• Short problem 1
Return every line of the records that contains the string "publicaciones", matching case exactly.

• Document text
Reading to your kids is an inevitable part of parenthood, like contemplating cutting your heart out with the plastic gingerbread man during Candy Land, cursing while you sweep up pasta and it just keeps tumbling away from you, and lying that your daughter is 10 so you can take her to Yad Vashem. (What? Not everyone does that? Also - see what I did there? Linking to the non-snarky blog I write for. So sneaky).
There are a number of ways you can read to your kids. As an example, I am going to use Curious George (the Original). A book that Nadav is currently enthralled by. "Monkey? Abba?" (Abba = other people's daddy; here, the Man with the Yellow Hat.)
Now, I love me some Curious George, although reading the book as an adult has left me feeling somewhat concerned about H.A. Rey's ethics. Stealing indigenous animals to sell to a zoo? Giving tobacco to young impressionable primates? Arresting a minor and throwing him in prison because of a prank call? The lack of guards in said prison? The balloon man selling balloons right outside the prison wall?
Anyway.
Nadav does not seem bothered by this at all. So we read Monkey over and over. I've been doing the Full Read lately.
The Full Read
"This is George. He lived in Africa. He was a good little monkey and always very curious."

• Short problem 2
Extend the blog post about reading Curious George to a child, continuing after its last sentence.

• Data to use

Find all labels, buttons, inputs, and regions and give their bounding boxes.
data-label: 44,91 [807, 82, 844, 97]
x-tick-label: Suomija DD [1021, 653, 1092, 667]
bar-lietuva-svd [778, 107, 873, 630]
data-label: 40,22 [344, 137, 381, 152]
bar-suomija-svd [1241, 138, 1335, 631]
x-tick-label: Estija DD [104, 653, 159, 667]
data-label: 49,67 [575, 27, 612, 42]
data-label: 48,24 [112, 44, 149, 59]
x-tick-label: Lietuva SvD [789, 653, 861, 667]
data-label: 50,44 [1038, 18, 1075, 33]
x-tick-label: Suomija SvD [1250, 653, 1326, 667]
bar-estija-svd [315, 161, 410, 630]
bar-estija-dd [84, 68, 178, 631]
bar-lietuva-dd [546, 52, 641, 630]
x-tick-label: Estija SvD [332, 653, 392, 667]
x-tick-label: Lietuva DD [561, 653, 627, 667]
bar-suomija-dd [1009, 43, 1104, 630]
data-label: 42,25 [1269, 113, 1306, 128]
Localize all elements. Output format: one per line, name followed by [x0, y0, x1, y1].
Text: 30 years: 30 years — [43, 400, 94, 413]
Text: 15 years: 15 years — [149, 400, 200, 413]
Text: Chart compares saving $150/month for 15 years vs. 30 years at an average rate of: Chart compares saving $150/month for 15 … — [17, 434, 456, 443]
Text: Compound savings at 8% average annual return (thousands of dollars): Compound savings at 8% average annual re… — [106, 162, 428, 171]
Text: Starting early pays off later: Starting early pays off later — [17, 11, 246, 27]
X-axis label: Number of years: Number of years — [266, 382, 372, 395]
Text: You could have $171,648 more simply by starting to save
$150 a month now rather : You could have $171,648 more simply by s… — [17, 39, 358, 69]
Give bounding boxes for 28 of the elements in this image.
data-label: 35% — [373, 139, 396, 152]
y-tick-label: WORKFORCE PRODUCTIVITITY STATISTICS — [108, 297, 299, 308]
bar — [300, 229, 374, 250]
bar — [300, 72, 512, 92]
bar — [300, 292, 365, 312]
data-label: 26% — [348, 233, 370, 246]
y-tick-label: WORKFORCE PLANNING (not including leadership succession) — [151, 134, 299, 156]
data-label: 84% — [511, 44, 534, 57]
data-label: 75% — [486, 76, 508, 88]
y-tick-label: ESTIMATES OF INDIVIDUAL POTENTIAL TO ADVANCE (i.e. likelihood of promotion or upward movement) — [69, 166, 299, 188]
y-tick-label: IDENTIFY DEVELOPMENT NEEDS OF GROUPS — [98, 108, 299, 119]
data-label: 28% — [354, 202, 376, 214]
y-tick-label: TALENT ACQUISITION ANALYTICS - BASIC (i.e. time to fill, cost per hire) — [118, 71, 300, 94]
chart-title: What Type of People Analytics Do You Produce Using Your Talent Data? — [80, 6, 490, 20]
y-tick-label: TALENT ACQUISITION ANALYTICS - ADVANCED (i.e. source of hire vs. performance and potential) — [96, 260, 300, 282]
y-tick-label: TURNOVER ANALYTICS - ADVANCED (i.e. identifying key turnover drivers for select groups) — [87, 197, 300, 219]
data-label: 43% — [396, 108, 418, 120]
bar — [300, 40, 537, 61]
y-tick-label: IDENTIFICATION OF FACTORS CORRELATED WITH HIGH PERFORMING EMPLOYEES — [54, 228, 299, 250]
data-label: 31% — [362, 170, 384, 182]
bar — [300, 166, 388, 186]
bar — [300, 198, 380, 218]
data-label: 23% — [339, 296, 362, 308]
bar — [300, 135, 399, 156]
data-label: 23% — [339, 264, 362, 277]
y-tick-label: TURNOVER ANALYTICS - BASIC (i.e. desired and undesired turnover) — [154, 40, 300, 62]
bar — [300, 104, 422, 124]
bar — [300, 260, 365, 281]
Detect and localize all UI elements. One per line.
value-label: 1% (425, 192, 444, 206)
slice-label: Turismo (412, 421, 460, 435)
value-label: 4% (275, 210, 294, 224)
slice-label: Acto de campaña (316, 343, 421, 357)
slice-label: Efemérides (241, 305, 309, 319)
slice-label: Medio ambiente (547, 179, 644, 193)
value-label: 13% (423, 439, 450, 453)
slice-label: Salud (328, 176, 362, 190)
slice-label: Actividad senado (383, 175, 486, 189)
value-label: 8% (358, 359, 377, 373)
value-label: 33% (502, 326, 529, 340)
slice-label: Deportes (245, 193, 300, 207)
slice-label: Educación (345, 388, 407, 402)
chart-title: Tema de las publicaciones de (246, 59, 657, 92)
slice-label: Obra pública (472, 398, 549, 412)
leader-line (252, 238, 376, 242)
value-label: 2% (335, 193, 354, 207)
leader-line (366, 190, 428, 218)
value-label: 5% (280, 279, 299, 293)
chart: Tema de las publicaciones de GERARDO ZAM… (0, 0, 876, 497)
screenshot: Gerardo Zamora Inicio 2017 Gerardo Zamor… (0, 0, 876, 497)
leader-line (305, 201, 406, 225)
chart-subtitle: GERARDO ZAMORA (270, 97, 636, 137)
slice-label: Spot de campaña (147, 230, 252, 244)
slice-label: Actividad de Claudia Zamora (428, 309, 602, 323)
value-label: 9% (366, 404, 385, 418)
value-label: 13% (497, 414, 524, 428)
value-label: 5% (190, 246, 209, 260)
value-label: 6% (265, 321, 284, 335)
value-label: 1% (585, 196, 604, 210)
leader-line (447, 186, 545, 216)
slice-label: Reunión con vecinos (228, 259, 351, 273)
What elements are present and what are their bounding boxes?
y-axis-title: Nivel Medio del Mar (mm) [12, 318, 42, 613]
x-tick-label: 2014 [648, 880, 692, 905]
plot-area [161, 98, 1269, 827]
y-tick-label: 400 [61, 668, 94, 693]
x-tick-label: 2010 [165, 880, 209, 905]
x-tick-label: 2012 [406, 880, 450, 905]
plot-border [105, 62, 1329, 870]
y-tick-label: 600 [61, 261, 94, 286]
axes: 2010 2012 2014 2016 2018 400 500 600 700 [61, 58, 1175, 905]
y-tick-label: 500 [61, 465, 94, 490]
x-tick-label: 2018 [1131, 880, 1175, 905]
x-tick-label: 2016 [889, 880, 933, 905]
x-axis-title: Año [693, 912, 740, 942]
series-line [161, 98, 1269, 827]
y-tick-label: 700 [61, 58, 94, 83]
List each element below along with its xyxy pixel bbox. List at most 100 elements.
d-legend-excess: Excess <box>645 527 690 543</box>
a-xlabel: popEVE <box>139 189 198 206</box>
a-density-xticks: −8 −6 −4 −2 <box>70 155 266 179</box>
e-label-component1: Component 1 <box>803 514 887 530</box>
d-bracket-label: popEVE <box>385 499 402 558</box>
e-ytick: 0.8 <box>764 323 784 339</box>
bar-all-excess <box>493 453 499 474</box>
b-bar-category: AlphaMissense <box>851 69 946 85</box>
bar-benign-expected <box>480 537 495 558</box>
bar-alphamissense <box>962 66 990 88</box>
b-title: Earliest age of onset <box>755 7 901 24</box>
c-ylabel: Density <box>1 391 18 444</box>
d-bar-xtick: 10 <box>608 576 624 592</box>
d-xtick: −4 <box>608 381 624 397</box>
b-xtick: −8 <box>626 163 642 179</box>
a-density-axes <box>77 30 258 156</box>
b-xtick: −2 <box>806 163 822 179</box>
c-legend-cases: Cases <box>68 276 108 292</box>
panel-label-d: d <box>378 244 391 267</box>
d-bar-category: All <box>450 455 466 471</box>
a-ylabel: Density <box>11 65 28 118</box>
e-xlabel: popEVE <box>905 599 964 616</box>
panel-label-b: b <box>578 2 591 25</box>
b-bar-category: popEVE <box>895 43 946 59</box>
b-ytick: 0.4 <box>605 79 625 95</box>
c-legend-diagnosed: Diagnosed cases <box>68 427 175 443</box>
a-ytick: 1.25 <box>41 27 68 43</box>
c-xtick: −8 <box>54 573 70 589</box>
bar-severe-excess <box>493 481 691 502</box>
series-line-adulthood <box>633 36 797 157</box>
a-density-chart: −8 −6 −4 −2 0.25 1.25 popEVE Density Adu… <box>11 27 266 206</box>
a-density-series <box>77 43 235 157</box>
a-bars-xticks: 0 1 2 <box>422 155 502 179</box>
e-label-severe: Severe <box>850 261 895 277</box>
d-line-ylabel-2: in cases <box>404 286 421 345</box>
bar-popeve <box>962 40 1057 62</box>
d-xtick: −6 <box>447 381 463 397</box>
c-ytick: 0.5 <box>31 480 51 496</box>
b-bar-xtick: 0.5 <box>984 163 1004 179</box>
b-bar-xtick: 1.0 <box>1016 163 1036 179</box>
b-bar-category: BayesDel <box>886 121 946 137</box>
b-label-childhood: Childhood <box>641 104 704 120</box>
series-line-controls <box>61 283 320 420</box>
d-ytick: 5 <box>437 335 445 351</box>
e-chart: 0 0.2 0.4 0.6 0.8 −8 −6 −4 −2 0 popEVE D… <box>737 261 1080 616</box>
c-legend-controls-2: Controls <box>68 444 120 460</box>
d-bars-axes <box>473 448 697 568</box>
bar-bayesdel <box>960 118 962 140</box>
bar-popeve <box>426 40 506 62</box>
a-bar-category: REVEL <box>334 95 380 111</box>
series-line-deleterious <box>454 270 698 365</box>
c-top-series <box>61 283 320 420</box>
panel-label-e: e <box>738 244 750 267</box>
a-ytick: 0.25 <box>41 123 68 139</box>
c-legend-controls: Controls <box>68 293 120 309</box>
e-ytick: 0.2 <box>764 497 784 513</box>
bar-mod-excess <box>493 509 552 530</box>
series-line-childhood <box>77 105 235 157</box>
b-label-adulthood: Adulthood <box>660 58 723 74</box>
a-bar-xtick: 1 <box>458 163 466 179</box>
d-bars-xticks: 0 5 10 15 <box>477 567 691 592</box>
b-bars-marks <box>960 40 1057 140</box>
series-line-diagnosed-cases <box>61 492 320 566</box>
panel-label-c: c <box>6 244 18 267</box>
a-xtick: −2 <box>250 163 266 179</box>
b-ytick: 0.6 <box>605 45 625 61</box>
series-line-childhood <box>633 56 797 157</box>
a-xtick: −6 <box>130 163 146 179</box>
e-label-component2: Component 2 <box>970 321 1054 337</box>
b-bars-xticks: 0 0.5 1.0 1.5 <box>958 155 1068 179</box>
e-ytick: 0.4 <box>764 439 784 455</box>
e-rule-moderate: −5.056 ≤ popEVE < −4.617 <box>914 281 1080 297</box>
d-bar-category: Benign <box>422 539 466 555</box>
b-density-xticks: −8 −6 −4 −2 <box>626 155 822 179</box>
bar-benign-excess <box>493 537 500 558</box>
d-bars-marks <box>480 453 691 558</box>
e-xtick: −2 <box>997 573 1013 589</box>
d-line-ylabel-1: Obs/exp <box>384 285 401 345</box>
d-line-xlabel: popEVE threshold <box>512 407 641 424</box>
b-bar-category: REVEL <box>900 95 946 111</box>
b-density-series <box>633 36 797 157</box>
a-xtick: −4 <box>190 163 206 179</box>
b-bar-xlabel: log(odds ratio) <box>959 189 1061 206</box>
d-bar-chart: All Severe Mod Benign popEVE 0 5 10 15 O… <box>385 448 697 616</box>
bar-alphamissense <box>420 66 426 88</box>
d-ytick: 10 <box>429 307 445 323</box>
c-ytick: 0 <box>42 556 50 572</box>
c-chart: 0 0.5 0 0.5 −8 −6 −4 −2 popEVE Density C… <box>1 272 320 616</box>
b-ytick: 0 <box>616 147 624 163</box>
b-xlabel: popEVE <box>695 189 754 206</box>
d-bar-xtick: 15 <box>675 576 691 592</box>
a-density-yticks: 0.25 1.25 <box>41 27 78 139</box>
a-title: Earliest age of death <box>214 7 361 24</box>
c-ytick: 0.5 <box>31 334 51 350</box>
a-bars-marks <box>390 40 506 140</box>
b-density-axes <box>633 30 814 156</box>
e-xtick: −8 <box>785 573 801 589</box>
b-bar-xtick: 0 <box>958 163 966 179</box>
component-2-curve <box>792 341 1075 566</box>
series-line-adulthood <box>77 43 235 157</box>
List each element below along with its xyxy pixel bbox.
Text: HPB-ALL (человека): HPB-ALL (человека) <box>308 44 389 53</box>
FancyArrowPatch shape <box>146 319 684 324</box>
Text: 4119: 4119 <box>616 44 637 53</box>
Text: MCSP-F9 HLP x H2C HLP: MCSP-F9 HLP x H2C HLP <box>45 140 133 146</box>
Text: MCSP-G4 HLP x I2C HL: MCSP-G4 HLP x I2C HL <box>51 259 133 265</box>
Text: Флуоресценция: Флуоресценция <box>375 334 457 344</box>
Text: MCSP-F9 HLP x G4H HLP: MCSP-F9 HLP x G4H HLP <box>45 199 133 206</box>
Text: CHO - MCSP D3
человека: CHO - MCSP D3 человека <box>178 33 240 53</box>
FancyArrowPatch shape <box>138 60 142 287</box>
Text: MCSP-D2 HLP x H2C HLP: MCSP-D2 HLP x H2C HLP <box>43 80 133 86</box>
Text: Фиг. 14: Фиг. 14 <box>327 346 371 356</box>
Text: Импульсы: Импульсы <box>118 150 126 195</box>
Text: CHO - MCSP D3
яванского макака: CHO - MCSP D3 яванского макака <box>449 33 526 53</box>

• Response 1
chart-title: Tema de las publicaciones de (246, 59, 657, 92)
chart: Tema de las publicaciones de GERARDO ZAM… (0, 0, 876, 497)

• Response 2
Although it takes a long time, it requires little brain power. You can read every word without paying attention, freeing your mind to think about something more important, like how long till Grey's comes back. (Thursday Jan. 10. I'm already on to thinking about something else. Like playing "Dust or bug?")
The Summarizer
"Look! Here's George! He's trying on the man's hat! The man put him in a bag and took him to a ship! Oh no! George is in the water!"
This, I find, is actually the most difficult way to read a book. It sounds promising in the beginning - just tell them the gist of the story, no need to read every word. However, summarizing involves analytical skills. So, no thanks.
The One Sentence Per Page
"This is George. He picked it up and put it on. George was caught. Across the water to a big ship. But it is easy for little monkeys to forget. Finally he HAD to try. And almost all tired out. At last he was safe on board. And on into the city to the man's house. Hurry! Hurry! Hurry! Just then the watchman came in. What a nice place for George to live!"
If your kids are young enough, they won't understand that what you're saying makes absolutely no sense. They'll be happy that you are turning the pages and reading the familiar words.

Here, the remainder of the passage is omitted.